Written tasks
**1)** Translate this sentence from the forum thread on search problems into Spanish: "The analyzer is the main reason for the problems."
**2)** In the forum thread on search problems, which analyzer does the splitWord function use?

** Start of Text block **

The solution to search related problems: operators, quotes, phrase, chinese.

View: New views
4 Messages — Rating Filter:   Alert me  

The solution to search related problems: operators, quotes, phrase, chinese.

by zhuhuazha :: Rate this Message:

Reply to Author | View Threaded | Show Only this Message

hi Acarboni, Ticheler, GN developers:
Did you encounter the problems search related on web in Advanced Search?
 I did.
 
 1. Problem.
 These are the search related problems I found:
 1) operators: the operators( and, or, not ) can not take any effect.
 2) quotes:     also can not take any effect.
 3) the phrase query:  must use quotes, but quotes,.....
 4) the character query in Asian Language like chinese:
  can not get the exact result, GN found the metadata which includes  each character in query, not the query phrase.
  the effect is like: "any more", and Geonetwork found "any" and "more".
 
 2. WHY?
 ok, why? what are the reasons? I
 The analyzer is the main reason for the problems.
 In the java class file of services.main.Search,
 I saw that the query sentence will be send to MainUtil.splitWord function to split the word, like below. 
  if (any != null)
   any.setText(MainUtil.splitWord(any.getText()));
 Take a look at the splitWord function, it used StandardAnalyzer.
 public static String splitWord(String requestStr)
 {
  Analyzer a = new StandardAnalyzer();
  .....

** End of Text block **
** Start of Data entries **

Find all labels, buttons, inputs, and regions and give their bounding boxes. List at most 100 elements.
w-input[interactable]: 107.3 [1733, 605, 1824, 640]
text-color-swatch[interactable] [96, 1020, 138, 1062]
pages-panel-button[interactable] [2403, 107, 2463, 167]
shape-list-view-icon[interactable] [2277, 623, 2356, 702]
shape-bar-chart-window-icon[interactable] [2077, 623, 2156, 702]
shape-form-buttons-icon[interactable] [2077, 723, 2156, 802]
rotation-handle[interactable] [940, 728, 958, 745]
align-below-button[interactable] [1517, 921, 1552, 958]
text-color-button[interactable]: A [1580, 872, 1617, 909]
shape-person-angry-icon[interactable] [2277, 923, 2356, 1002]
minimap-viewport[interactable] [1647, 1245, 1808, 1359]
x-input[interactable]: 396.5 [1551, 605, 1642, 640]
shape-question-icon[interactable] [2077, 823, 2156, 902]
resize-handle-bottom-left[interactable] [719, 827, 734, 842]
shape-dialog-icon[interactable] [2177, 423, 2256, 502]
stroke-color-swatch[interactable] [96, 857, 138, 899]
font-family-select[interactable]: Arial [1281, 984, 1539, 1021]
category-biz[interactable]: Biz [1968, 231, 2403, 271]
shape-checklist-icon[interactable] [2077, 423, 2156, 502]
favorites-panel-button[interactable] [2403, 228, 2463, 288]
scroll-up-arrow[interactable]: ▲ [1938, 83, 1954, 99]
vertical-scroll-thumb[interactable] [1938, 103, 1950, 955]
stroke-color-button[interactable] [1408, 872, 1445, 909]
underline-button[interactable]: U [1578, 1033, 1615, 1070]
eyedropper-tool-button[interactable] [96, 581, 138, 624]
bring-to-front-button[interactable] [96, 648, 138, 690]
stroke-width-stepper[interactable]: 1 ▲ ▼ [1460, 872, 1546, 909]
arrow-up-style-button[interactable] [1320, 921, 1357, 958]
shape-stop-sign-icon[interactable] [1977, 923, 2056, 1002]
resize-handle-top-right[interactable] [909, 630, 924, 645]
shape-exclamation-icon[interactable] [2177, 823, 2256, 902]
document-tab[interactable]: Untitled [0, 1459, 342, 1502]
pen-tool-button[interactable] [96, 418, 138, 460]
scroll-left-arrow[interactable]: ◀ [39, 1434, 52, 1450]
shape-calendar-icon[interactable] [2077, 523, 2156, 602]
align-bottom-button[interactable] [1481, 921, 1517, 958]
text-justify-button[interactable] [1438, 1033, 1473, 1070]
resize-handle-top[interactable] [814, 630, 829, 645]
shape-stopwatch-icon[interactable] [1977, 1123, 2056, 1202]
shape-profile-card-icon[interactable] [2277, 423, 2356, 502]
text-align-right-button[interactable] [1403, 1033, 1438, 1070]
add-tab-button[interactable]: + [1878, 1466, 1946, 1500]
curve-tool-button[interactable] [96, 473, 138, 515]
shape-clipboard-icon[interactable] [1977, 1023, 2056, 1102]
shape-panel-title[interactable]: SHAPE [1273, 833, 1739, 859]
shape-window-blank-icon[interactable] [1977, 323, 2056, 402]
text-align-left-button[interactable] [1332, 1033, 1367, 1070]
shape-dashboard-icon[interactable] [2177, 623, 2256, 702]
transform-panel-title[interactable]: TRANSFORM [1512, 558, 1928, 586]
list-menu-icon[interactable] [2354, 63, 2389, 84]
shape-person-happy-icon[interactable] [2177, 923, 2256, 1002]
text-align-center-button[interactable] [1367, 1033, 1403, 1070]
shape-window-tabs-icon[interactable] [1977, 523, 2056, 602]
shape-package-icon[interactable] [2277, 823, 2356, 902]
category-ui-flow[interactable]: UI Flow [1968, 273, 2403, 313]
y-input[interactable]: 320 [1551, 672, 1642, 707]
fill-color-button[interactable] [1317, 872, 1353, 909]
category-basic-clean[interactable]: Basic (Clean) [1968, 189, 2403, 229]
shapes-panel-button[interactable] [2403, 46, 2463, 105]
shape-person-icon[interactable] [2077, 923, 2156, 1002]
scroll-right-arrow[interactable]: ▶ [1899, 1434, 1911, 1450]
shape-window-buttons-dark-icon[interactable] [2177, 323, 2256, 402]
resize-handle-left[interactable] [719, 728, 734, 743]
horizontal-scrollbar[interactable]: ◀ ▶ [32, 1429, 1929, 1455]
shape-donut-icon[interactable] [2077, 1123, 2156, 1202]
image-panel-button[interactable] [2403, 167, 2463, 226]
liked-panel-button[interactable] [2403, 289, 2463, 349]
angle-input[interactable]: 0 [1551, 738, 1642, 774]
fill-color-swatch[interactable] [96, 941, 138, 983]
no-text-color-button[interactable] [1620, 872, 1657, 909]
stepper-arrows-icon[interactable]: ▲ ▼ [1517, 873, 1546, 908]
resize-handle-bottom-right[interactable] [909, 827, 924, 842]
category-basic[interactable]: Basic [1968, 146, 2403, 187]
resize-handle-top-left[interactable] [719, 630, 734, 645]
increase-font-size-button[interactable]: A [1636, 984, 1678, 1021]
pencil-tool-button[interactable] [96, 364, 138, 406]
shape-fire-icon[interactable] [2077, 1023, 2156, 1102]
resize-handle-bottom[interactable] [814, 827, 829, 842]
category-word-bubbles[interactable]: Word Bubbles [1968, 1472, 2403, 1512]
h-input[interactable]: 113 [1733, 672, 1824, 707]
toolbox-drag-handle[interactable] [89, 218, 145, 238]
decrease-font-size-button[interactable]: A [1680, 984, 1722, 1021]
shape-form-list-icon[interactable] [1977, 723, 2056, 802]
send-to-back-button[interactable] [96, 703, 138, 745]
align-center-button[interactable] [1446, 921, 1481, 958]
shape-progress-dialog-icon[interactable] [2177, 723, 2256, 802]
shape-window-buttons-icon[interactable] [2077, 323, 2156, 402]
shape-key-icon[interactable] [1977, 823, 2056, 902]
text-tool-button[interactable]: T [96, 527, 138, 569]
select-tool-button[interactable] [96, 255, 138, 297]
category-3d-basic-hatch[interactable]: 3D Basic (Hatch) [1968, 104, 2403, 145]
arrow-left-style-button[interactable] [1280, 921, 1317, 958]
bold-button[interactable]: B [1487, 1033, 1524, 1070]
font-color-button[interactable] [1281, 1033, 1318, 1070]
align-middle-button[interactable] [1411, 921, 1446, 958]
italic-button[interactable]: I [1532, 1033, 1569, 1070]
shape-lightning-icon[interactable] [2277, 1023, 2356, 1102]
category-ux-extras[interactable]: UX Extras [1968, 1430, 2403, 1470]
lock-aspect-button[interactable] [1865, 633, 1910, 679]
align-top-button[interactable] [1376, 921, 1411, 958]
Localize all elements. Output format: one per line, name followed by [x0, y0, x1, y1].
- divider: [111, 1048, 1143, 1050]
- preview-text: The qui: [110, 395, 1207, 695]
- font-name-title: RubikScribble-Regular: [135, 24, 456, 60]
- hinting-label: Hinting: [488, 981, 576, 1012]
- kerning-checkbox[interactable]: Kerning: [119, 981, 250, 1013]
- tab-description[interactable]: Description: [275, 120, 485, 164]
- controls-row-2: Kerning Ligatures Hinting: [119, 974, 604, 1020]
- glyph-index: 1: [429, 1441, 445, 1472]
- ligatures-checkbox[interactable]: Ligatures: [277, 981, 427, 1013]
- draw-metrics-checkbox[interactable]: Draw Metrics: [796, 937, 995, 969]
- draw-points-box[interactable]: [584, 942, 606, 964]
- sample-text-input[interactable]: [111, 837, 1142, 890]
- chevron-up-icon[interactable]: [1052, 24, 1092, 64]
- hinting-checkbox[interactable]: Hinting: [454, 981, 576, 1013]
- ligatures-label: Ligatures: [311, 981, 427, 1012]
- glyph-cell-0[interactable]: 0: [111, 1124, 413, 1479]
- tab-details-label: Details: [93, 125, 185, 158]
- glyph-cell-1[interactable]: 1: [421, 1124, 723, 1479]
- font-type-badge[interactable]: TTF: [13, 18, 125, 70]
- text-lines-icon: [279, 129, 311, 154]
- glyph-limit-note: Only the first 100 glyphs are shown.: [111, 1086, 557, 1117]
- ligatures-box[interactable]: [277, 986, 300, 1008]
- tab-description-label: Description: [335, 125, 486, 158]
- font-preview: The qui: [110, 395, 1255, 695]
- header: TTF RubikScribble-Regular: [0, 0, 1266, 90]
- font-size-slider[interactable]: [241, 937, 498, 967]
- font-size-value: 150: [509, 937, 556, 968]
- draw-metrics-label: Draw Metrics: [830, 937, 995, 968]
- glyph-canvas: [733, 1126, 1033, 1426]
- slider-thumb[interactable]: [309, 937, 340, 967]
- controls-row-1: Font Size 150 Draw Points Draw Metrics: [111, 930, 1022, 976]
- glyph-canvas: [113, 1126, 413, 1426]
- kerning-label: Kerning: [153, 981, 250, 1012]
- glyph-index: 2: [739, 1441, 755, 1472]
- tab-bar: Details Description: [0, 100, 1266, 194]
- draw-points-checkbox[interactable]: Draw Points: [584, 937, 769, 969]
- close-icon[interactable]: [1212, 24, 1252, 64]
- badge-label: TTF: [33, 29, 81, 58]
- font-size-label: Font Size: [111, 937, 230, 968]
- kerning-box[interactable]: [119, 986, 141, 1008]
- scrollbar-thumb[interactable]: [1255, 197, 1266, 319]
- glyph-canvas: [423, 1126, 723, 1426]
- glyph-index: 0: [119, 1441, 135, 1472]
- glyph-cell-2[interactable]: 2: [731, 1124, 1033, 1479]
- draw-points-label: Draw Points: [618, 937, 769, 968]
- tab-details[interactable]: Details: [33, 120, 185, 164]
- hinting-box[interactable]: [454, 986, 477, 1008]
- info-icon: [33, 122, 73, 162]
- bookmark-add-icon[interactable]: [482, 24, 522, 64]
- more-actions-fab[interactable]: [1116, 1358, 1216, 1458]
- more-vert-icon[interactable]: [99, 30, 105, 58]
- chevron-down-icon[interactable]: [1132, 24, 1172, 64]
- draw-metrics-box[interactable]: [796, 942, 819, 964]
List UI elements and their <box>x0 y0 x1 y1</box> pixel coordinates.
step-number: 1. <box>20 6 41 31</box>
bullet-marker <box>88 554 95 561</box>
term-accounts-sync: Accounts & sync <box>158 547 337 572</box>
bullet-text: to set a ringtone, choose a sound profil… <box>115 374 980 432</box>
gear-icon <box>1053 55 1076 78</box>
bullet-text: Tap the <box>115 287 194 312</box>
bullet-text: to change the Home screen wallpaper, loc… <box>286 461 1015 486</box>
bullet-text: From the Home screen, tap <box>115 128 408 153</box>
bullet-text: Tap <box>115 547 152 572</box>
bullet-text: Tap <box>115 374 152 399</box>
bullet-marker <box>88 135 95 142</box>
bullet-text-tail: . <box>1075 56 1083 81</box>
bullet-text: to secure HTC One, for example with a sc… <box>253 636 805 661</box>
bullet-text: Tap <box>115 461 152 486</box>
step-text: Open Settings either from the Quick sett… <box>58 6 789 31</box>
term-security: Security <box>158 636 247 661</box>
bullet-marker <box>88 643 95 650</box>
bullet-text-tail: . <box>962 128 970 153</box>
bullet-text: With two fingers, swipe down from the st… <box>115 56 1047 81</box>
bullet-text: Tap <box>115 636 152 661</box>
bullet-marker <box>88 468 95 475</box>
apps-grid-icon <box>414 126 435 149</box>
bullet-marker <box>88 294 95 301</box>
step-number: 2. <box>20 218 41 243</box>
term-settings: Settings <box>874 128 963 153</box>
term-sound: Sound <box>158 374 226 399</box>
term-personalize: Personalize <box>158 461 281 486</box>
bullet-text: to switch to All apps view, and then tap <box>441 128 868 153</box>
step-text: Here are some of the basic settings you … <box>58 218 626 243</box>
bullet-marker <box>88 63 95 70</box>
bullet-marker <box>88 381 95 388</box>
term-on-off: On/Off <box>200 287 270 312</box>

** End of Data entries **

List of solutions
**1)** El analizador es la causa principal de los problemas.

**2)** StandardAnalyzer